- **Exercise**:
The entries that follow should be written out exactly.

- **Records for the exercise**:
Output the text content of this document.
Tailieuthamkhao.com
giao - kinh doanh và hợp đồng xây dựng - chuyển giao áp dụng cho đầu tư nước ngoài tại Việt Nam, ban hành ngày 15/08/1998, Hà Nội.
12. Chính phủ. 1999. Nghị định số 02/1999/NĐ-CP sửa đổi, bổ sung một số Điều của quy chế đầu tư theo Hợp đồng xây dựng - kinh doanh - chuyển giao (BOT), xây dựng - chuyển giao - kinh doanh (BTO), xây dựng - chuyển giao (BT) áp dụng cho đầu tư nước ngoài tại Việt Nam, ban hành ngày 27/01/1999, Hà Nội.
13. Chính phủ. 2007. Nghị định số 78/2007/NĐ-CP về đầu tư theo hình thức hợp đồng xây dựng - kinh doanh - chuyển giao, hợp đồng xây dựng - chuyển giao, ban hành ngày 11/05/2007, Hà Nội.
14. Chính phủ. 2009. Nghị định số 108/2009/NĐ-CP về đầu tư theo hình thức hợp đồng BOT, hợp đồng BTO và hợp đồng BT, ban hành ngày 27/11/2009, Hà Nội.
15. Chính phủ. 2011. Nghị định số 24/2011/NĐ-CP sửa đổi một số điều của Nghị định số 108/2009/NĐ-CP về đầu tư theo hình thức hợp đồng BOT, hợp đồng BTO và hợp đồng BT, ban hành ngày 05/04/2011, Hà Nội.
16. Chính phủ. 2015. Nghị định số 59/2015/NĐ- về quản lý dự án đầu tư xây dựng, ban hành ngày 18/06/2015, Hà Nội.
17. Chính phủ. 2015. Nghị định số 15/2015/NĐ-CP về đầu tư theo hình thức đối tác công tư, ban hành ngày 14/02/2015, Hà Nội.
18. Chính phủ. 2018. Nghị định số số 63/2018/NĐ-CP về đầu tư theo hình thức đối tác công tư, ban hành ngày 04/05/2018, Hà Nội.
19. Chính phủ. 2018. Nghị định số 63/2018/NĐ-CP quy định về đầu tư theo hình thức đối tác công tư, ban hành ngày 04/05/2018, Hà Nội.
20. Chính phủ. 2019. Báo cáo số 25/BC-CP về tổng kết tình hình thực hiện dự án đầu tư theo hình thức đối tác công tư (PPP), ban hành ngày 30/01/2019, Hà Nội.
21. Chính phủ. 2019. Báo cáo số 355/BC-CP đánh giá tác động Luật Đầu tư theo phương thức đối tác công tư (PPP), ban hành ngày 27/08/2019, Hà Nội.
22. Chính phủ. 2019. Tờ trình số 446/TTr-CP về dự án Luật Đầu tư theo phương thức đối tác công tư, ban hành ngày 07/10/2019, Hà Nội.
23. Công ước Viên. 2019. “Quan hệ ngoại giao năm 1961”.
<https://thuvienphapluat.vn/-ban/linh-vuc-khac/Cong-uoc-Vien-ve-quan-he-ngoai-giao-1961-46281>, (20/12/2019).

- **Answer to this exercise**:
Output the text content of this document.
Tailieuthamkhao.com
giao - kinh doanh và hợp đồng xây dựng - chuyển giao áp dụng cho đầu tư nước ngoài tại Việt Nam, ban hành ngày 15/08/1998, Hà Nội.
12. Chính phủ. 1999. Nghị định số 02/1999/NĐ-CP sửa đổi, bổ sung một số Điều của quy chế đầu tư theo Hợp đồng xây dựng - kinh doanh - chuyển giao (BOT), xây dựng - chuyển giao - kinh doanh (BTO), xây dựng - chuyển giao (BT) áp dụng cho đầu tư nước ngoài tại Việt Nam, ban hành ngày 27/01/1999, Hà Nội.
13. Chính phủ. 2007. Nghị định số 78/2007/NĐ-CP về đầu tư theo hình thức hợp đồng xây dựng - kinh doanh - chuyển giao, hợp đồng xây dựng - chuyển giao, ban hành ngày 11/05/2007, Hà Nội.
14. Chính phủ. 2009. Nghị định số 108/2009/NĐ-CP về đầu tư theo hình thức hợp đồng BOT, hợp đồng BTO và hợp đồng BT, ban hành ngày 27/11/2009, Hà Nội.
15. Chính phủ. 2011. Nghị định số 24/2011/NĐ-CP sửa đổi một số điều của Nghị định số 108/2009/NĐ-CP về đầu tư theo hình thức hợp đồng BOT, hợp đồng BTO và hợp đồng BT, ban hành ngày 05/04/2011, Hà Nội.
16. Chính phủ. 2015. Nghị định số 59/2015/NĐ- về quản lý dự án đầu tư xây dựng, ban hành ngày 18/06/2015, Hà Nội.
17. Chính phủ. 2015. Nghị định số 15/2015/NĐ-CP về đầu tư theo hình thức đối tác công tư, ban hành ngày 14/02/2015, Hà Nội.
18. Chính phủ. 2018. Nghị định số số 63/2018/NĐ-CP về đầu tư theo hình thức đối tác công tư, ban hành ngày 04/05/2018, Hà Nội.
19. Chính phủ. 2018. Nghị định số 63/2018/NĐ-CP quy định về đầu tư theo hình thức đối tác công tư, ban hành ngày 04/05/2018, Hà Nội.
20. Chính phủ. 2019. Báo cáo số 25/BC-CP về tổng kết tình hình thực hiện dự án đầu tư theo hình thức đối tác công tư (PPP), ban hành ngày 30/01/2019, Hà Nội.
21. Chính phủ. 2019. Báo cáo số 355/BC-CP đánh giá tác động Luật Đầu tư theo phương thức đối tác công tư (PPP), ban hành ngày 27/08/2019, Hà Nội.
22. Chính phủ. 2019. Tờ trình số 446/TTr-CP về dự án Luật Đầu tư theo phương thức đối tác công tư, ban hành ngày 07/10/2019, Hà Nội.
23. Công ước Viên. 2019. “Quan hệ ngoại giao năm 1961”.
<https://thuvienphapluat.vn/-ban/linh-vuc-khac/Cong-uoc-Vien-ve-quan-he-ngoai-giao-1961-46281>, (20/12/2019).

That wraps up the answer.